- [Supplied information]:
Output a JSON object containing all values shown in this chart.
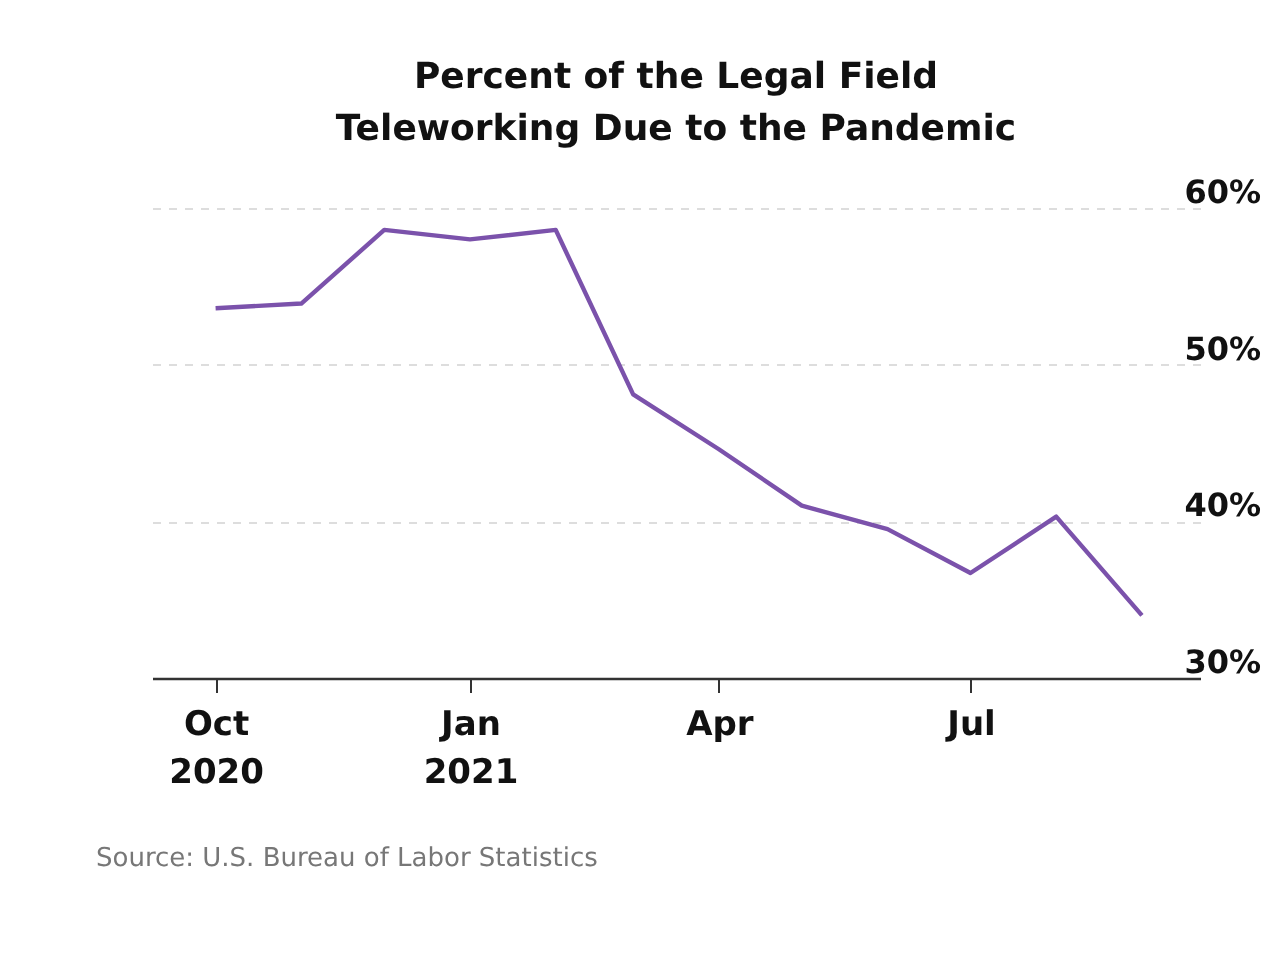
{
  "chart_data": {
    "type": "line",
    "title": "Percent of the Legal Field Teleworking Due to the Pandemic",
    "x": [
      "2020-10",
      "2020-11",
      "2020-12",
      "2021-01",
      "2021-02",
      "2021-03",
      "2021-04",
      "2021-05",
      "2021-06",
      "2021-07",
      "2021-08",
      "2021-09"
    ],
    "series": [
      {
        "color": "#7b52ab",
        "values": [
          53.6,
          53.9,
          58.6,
          58.0,
          58.6,
          48.1,
          44.6,
          41.0,
          39.5,
          36.7,
          40.3,
          34.0
        ]
      }
    ],
    "xlim": [
      "2020-09-08",
      "2021-09-22"
    ],
    "xticks": [
      {
        "value": "2020-10",
        "label": "Oct 2020"
      },
      {
        "value": "2021-01",
        "label": "Jan 2021"
      },
      {
        "value": "2021-04",
        "label": "Apr"
      },
      {
        "value": "2021-07",
        "label": "Jul"
      }
    ],
    "ylim": [
      30,
      60
    ],
    "yticks": [
      {
        "value": 30,
        "label": "30%"
      },
      {
        "value": 40,
        "label": "40%"
      },
      {
        "value": 50,
        "label": "50%"
      },
      {
        "value": 60,
        "label": "60%"
      }
    ],
    "grid": "y",
    "legend": false,
    "marker": "none",
    "line_style": "solid",
    "annotations": [
      "Source: U.S. Bureau of Labor Statistics"
    ]
  }
}
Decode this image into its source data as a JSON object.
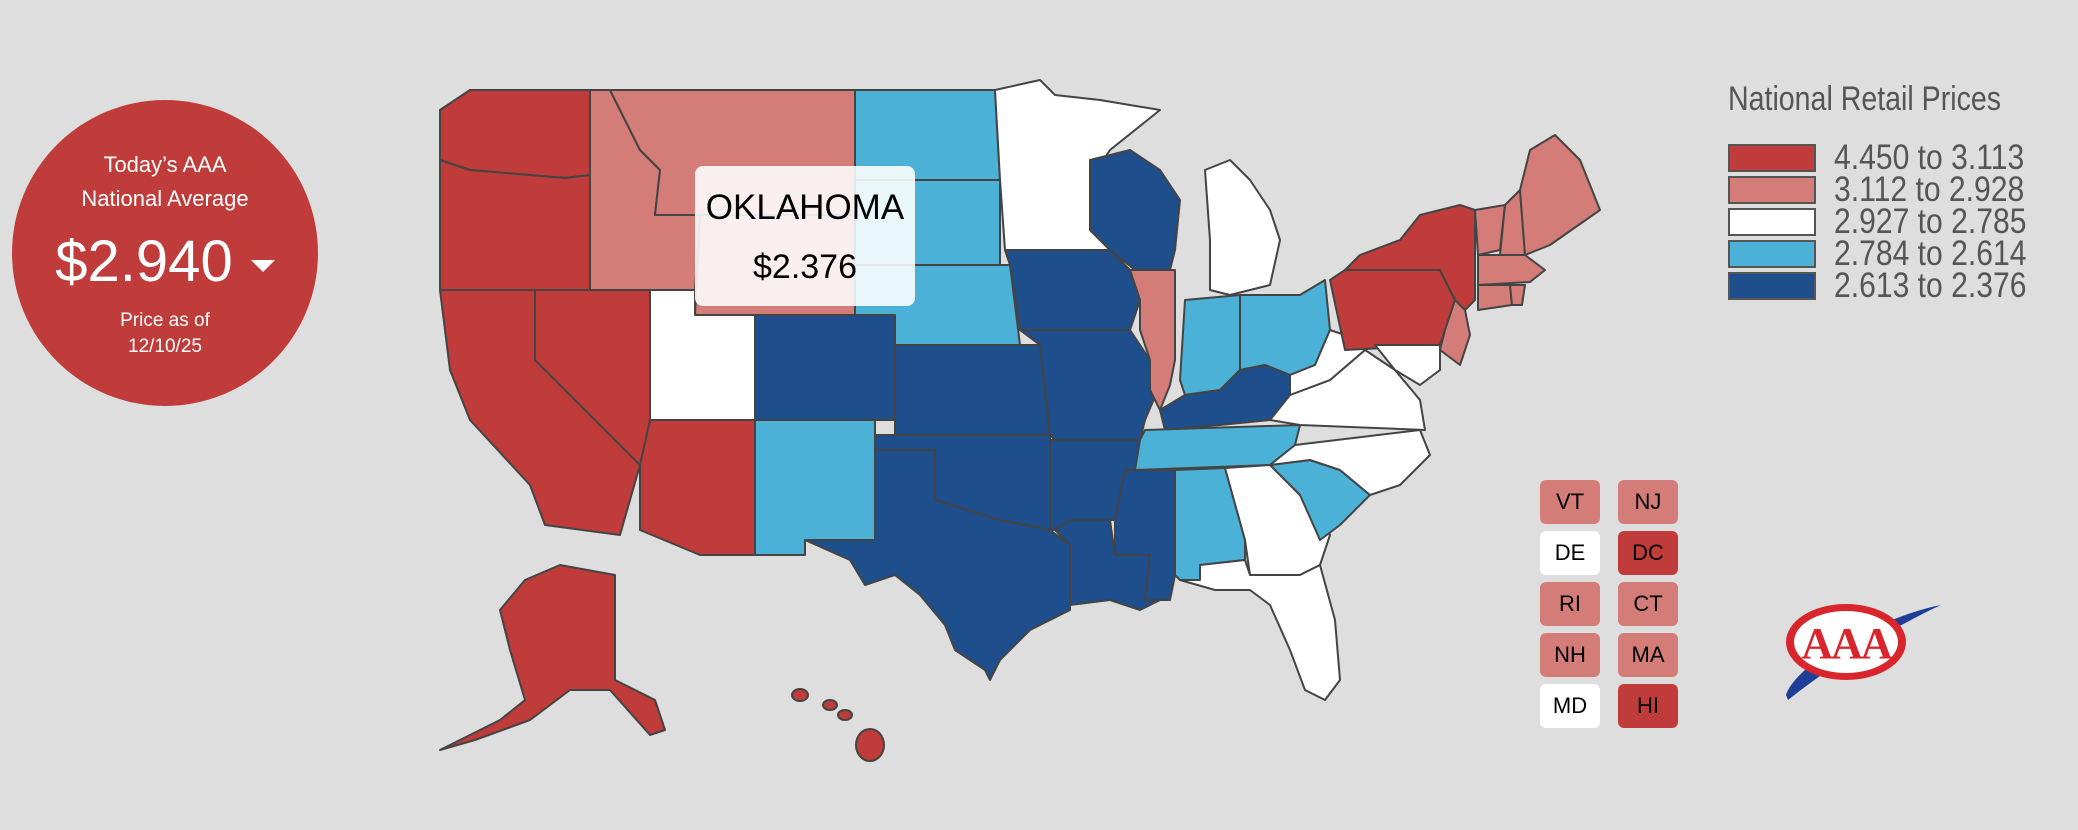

- [Exercise prompt]:
Without including any pictures, print all of the material exactly as given.

- [Response to this task]:
Output a JSON object containing all values shown in this chart.
{
  "chart_data": {
    "type": "line",
    "title": "Percent of the Legal Field Teleworking Due to the Pandemic",
    "x": [
      "2020-10",
      "2020-11",
      "2020-12",
      "2021-01",
      "2021-02",
      "2021-03",
      "2021-04",
      "2021-05",
      "2021-06",
      "2021-07",
      "2021-08",
      "2021-09"
    ],
    "series": [
      {
        "color": "#7b52ab",
        "values": [
          53.6,
          53.9,
          58.6,
          58.0,
          58.6,
          48.1,
          44.6,
          41.0,
          39.5,
          36.7,
          40.3,
          34.0
        ]
      }
    ],
    "xlim": [
      "2020-09-08",
      "2021-09-22"
    ],
    "xticks": [
      {
        "value": "2020-10",
        "label": "Oct 2020"
      },
      {
        "value": "2021-01",
        "label": "Jan 2021"
      },
      {
        "value": "2021-04",
        "label": "Apr"
      },
      {
        "value": "2021-07",
        "label": "Jul"
      }
    ],
    "ylim": [
      30,
      60
    ],
    "yticks": [
      {
        "value": 30,
        "label": "30%"
      },
      {
        "value": 40,
        "label": "40%"
      },
      {
        "value": 50,
        "label": "50%"
      },
      {
        "value": 60,
        "label": "60%"
      }
    ],
    "grid": "y",
    "legend": false,
    "marker": "none",
    "line_style": "solid",
    "annotations": [
      "Source: U.S. Bureau of Labor Statistics"
    ]
  }
}
Decode this image into its source data as a JSON object.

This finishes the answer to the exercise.